[Records drawn from a dataset]
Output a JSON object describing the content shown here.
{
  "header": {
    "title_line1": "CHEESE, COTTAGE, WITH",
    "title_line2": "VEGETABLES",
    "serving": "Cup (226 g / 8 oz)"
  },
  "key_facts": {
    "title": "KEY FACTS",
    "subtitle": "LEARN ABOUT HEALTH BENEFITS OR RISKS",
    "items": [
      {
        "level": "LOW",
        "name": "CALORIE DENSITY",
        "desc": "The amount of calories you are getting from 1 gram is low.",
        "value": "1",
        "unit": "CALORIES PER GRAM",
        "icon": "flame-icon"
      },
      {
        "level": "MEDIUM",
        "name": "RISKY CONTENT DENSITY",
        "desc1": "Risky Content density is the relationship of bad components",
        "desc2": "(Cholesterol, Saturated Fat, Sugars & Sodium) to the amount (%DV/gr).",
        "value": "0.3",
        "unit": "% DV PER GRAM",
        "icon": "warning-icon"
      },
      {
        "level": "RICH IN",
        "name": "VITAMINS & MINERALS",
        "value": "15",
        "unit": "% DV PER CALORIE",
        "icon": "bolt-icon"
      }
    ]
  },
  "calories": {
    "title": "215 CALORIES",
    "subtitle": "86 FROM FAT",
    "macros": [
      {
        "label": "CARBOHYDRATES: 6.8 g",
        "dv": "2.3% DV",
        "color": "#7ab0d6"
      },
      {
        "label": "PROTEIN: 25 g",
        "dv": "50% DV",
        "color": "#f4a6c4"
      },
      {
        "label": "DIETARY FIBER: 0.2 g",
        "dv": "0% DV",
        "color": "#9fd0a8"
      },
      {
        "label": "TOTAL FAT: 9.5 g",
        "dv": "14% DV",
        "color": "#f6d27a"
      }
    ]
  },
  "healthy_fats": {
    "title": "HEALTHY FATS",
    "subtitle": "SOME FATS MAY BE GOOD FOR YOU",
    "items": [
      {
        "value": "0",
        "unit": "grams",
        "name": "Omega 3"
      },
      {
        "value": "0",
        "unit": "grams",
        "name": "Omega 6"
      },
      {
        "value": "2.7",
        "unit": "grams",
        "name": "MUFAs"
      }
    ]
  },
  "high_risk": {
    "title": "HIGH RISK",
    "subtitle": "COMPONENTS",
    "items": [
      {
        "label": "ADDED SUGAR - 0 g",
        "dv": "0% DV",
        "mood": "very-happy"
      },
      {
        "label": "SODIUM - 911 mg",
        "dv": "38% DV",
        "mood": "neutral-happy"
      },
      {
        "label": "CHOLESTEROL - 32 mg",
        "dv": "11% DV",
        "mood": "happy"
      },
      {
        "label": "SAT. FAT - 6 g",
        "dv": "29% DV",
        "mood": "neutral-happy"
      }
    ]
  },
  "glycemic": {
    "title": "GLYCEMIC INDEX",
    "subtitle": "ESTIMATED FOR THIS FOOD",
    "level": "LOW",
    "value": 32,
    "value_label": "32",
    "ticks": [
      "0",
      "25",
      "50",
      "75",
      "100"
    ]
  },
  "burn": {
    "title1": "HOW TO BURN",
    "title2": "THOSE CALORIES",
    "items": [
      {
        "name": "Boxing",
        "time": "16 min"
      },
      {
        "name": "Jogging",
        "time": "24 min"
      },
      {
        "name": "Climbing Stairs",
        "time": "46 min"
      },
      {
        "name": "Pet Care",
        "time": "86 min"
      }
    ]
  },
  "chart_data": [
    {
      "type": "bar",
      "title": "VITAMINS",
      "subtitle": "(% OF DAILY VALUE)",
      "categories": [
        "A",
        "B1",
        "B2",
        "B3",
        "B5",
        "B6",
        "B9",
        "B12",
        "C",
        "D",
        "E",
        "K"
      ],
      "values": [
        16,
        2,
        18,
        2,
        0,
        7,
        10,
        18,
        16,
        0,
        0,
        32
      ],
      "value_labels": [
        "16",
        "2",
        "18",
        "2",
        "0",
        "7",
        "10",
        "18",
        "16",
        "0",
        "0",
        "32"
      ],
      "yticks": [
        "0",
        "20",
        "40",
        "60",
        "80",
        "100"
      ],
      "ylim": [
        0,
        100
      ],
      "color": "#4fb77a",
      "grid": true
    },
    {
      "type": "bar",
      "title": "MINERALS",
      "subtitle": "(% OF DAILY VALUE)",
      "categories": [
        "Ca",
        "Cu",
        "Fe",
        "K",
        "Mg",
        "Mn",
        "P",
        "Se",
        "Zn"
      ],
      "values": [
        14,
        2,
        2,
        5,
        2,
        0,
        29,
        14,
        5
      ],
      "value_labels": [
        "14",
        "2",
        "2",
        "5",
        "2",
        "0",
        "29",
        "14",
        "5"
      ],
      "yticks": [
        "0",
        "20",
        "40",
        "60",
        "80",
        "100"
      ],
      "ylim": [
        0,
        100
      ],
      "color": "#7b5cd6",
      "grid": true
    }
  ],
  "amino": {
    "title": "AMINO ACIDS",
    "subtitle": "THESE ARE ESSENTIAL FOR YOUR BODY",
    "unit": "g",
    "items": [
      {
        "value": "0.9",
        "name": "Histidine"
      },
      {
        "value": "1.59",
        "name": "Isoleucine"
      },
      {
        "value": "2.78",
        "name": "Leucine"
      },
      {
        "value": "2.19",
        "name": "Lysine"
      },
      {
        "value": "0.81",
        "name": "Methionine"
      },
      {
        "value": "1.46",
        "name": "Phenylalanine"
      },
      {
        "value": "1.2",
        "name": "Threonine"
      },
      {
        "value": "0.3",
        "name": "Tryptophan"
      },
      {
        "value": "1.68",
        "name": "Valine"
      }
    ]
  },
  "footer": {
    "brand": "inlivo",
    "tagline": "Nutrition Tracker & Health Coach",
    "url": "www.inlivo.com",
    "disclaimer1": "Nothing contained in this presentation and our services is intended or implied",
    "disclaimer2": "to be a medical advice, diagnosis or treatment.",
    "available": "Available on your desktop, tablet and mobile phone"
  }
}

**Exercise objective:**
Using the records above, count the lines containing "unit". Give no words besides the number.

**Answer box:**
7